WHAT YOU NEED TO DO | Gather, from the data below, each line in which the word "name" occurs.

MATERIAL PROVIDED |
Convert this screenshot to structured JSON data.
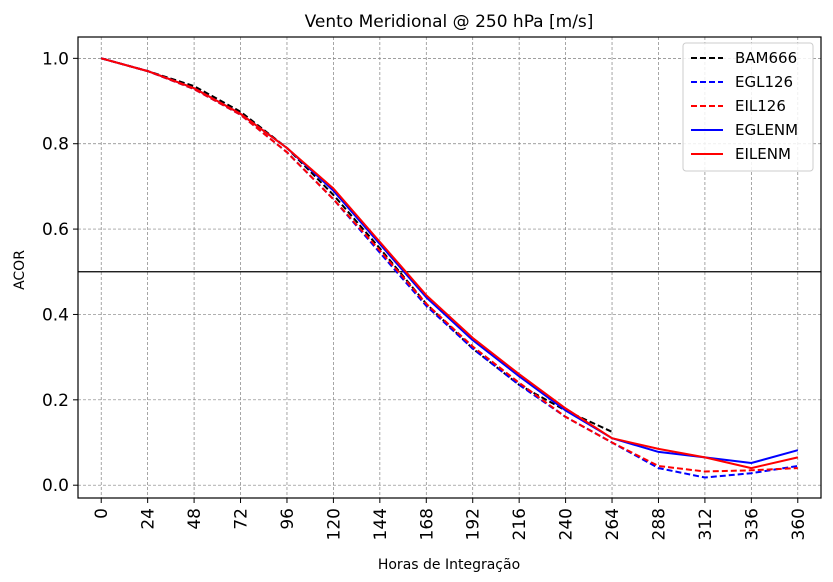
{
  "chart_data": {
    "type": "line",
    "title": "Vento Meridional @ 250 hPa [m/s]",
    "xlabel": "Horas de Integração",
    "ylabel": "ACOR",
    "x": [
      0,
      24,
      48,
      72,
      96,
      120,
      144,
      168,
      192,
      216,
      240,
      264,
      288,
      312,
      336,
      360
    ],
    "xticks": [
      "0",
      "24",
      "48",
      "72",
      "96",
      "120",
      "144",
      "168",
      "192",
      "216",
      "240",
      "264",
      "288",
      "312",
      "336",
      "360"
    ],
    "yticks": [
      "0.0",
      "0.2",
      "0.4",
      "0.6",
      "0.8",
      "1.0"
    ],
    "xlim": [
      -12,
      372
    ],
    "ylim": [
      -0.03,
      1.05
    ],
    "grid": true,
    "legend_position": "top-right",
    "reference_line": {
      "y": 0.5,
      "color": "#000000"
    },
    "series": [
      {
        "name": "BAM666",
        "color": "#000000",
        "style": "dashed",
        "x": [
          0,
          24,
          48,
          72,
          96,
          120,
          144,
          168,
          192,
          216,
          240,
          264
        ],
        "values": [
          1.0,
          0.97,
          0.935,
          0.875,
          0.79,
          0.68,
          0.555,
          0.425,
          0.32,
          0.235,
          0.175,
          0.125
        ]
      },
      {
        "name": "EGL126",
        "color": "#0000ff",
        "style": "dashed",
        "x": [
          0,
          24,
          48,
          72,
          96,
          120,
          144,
          168,
          192,
          216,
          240,
          264,
          288,
          312,
          336,
          360
        ],
        "values": [
          1.0,
          0.97,
          0.928,
          0.868,
          0.78,
          0.67,
          0.545,
          0.42,
          0.32,
          0.235,
          0.16,
          0.1,
          0.04,
          0.018,
          0.028,
          0.045
        ]
      },
      {
        "name": "EIL126",
        "color": "#ff0000",
        "style": "dashed",
        "x": [
          0,
          24,
          48,
          72,
          96,
          120,
          144,
          168,
          192,
          216,
          240,
          264,
          288,
          312,
          336,
          360
        ],
        "values": [
          1.0,
          0.97,
          0.928,
          0.868,
          0.78,
          0.67,
          0.55,
          0.425,
          0.325,
          0.24,
          0.16,
          0.1,
          0.045,
          0.032,
          0.035,
          0.04
        ]
      },
      {
        "name": "EGLENM",
        "color": "#0000ff",
        "style": "solid",
        "x": [
          0,
          24,
          48,
          72,
          96,
          120,
          144,
          168,
          192,
          216,
          240,
          264,
          288,
          312,
          336,
          360
        ],
        "values": [
          1.0,
          0.97,
          0.93,
          0.87,
          0.79,
          0.69,
          0.565,
          0.44,
          0.34,
          0.255,
          0.175,
          0.11,
          0.078,
          0.065,
          0.052,
          0.082
        ]
      },
      {
        "name": "EILENM",
        "color": "#ff0000",
        "style": "solid",
        "x": [
          0,
          24,
          48,
          72,
          96,
          120,
          144,
          168,
          192,
          216,
          240,
          264,
          288,
          312,
          336,
          360
        ],
        "values": [
          1.0,
          0.97,
          0.93,
          0.87,
          0.79,
          0.695,
          0.57,
          0.445,
          0.345,
          0.26,
          0.18,
          0.11,
          0.085,
          0.065,
          0.04,
          0.065
        ]
      }
    ]
  }
}
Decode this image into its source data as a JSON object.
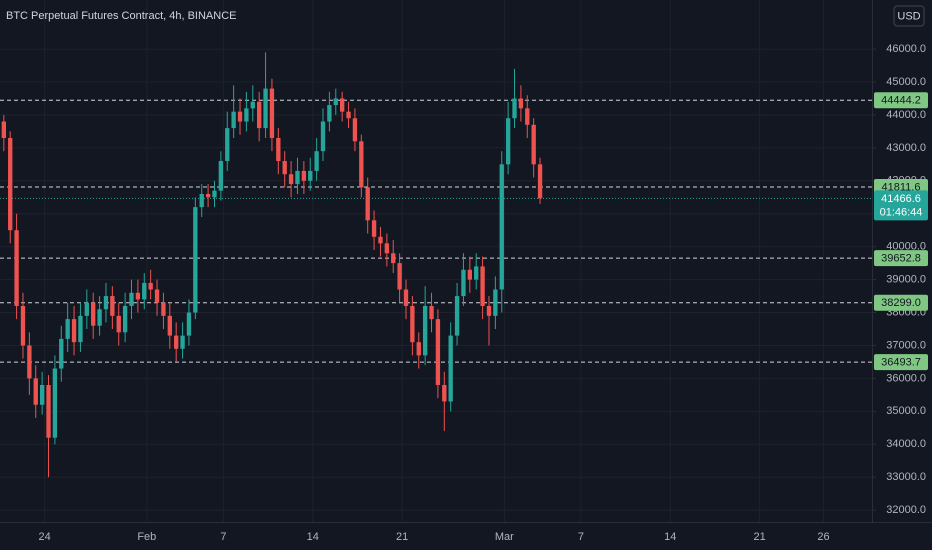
{
  "chart_data": {
    "type": "candlestick",
    "title": "BTC Perpetual Futures Contract, 4h, BINANCE",
    "currency": "USD",
    "up_color": "#26a69a",
    "down_color": "#ef5350",
    "grid": true,
    "ylim": [
      31640,
      47490
    ],
    "yticks": [
      {
        "value": 32000,
        "label": "32000.0"
      },
      {
        "value": 33000,
        "label": "33000.0"
      },
      {
        "value": 34000,
        "label": "34000.0"
      },
      {
        "value": 35000,
        "label": "35000.0"
      },
      {
        "value": 36000,
        "label": "36000.0"
      },
      {
        "value": 37000,
        "label": "37000.0"
      },
      {
        "value": 38000,
        "label": "38000.0"
      },
      {
        "value": 39000,
        "label": "39000.0"
      },
      {
        "value": 40000,
        "label": "40000.0"
      },
      {
        "value": 41000,
        "label": "41000.0"
      },
      {
        "value": 42000,
        "label": "42000.0"
      },
      {
        "value": 43000,
        "label": "43000.0"
      },
      {
        "value": 44000,
        "label": "44000.0"
      },
      {
        "value": 45000,
        "label": "45000.0"
      },
      {
        "value": 46000,
        "label": "46000.0"
      }
    ],
    "xlim": [
      -0.6,
      136
    ],
    "xticks": [
      {
        "value": 6.4,
        "label": "24"
      },
      {
        "value": 22.4,
        "label": "Feb"
      },
      {
        "value": 34.4,
        "label": "7"
      },
      {
        "value": 48.4,
        "label": "14"
      },
      {
        "value": 62.4,
        "label": "21"
      },
      {
        "value": 78.4,
        "label": "Mar"
      },
      {
        "value": 90.4,
        "label": "7"
      },
      {
        "value": 104.4,
        "label": "14"
      },
      {
        "value": 118.4,
        "label": "21"
      },
      {
        "value": 128.4,
        "label": "26"
      }
    ],
    "open": [
      43800,
      43300,
      40500,
      38200,
      37000,
      36000,
      35200,
      35800,
      34200,
      36300,
      37200,
      37800,
      37100,
      37900,
      38300,
      37600,
      38100,
      38500,
      37900,
      37400,
      38200,
      38600,
      38400,
      38900,
      38700,
      38300,
      37900,
      37300,
      36900,
      37300,
      38000,
      41200,
      41600,
      41500,
      41700,
      42600,
      43600,
      44100,
      43800,
      44200,
      44400,
      43600,
      44800,
      43300,
      42600,
      42200,
      41900,
      42300,
      42000,
      42300,
      42900,
      43800,
      44300,
      44500,
      44100,
      43900,
      43200,
      41800,
      40800,
      40300,
      40100,
      39800,
      39500,
      38700,
      38200,
      37100,
      36700,
      38200,
      37800,
      35800,
      35300,
      37300,
      38500,
      39300,
      39000,
      39400,
      38200,
      37900,
      38700,
      42500,
      43900,
      44500,
      44200,
      43700,
      42500
    ],
    "high": [
      44000,
      43500,
      41000,
      38600,
      37400,
      36400,
      36200,
      36100,
      36700,
      37600,
      38300,
      38200,
      38300,
      38700,
      38600,
      38500,
      38900,
      38800,
      38300,
      38600,
      39000,
      39000,
      39200,
      39300,
      39000,
      38600,
      38300,
      37700,
      37700,
      38400,
      41500,
      41900,
      41900,
      42000,
      42900,
      44100,
      44900,
      44500,
      44700,
      44900,
      44700,
      45900,
      45100,
      43600,
      42900,
      42600,
      42700,
      42600,
      42700,
      43300,
      44200,
      44700,
      44800,
      44700,
      44400,
      44200,
      43400,
      42100,
      41100,
      40600,
      40400,
      40200,
      39800,
      39000,
      38500,
      37400,
      38800,
      38600,
      38100,
      36200,
      37700,
      38900,
      39800,
      39700,
      39800,
      39700,
      38500,
      39100,
      42900,
      44400,
      45400,
      44900,
      44600,
      43900,
      42700
    ],
    "low": [
      42900,
      40100,
      37800,
      36600,
      35500,
      34800,
      34900,
      33000,
      34000,
      35900,
      36800,
      36700,
      36800,
      37500,
      37200,
      37300,
      37700,
      37500,
      37000,
      37100,
      37800,
      38000,
      38100,
      38400,
      37900,
      37500,
      36900,
      36500,
      36600,
      37000,
      37800,
      40900,
      41200,
      41200,
      41400,
      42300,
      43300,
      43400,
      43500,
      43800,
      43200,
      43300,
      42900,
      42200,
      41800,
      41500,
      41600,
      41600,
      41700,
      42000,
      42600,
      43500,
      44000,
      43800,
      43600,
      42900,
      41500,
      40400,
      39900,
      39700,
      39400,
      39200,
      38300,
      37800,
      36700,
      36300,
      36400,
      37400,
      35400,
      34400,
      35000,
      37000,
      38200,
      38600,
      38700,
      37800,
      37000,
      37500,
      38000,
      42200,
      43600,
      43800,
      43300,
      42100,
      41300
    ],
    "close": [
      43300,
      40500,
      38200,
      37000,
      36000,
      35200,
      35800,
      34200,
      36300,
      37200,
      37800,
      37100,
      37900,
      38300,
      37600,
      38100,
      38500,
      37900,
      37400,
      38200,
      38600,
      38400,
      38900,
      38700,
      38300,
      37900,
      37300,
      36900,
      37300,
      38000,
      41200,
      41600,
      41500,
      41700,
      42600,
      43600,
      44100,
      43800,
      44200,
      44400,
      43600,
      44800,
      43300,
      42600,
      42200,
      41900,
      42300,
      42000,
      42300,
      42900,
      43800,
      44300,
      44500,
      44100,
      43900,
      43200,
      41800,
      40800,
      40300,
      40100,
      39800,
      39500,
      38700,
      38200,
      37100,
      36700,
      38200,
      37800,
      35800,
      35300,
      37300,
      38500,
      39300,
      39000,
      39400,
      38200,
      37900,
      38700,
      42500,
      43900,
      44500,
      44200,
      43700,
      42500,
      41466.6
    ],
    "countdown": "01:46:44",
    "levels": {
      "color": "#81c784",
      "values": [
        44444.2,
        41811.6,
        39652.8,
        38299,
        36493.7
      ],
      "value_labels": [
        "44444.2",
        "41811.6",
        "39652.8",
        "38299.0",
        "36493.7"
      ]
    }
  }
}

EXERCISE OUTPUT |
        "name": "BAM666",
        "name": "EGL126",
        "name": "EIL126",
        "name": "EGLENM",
        "name": "EILENM",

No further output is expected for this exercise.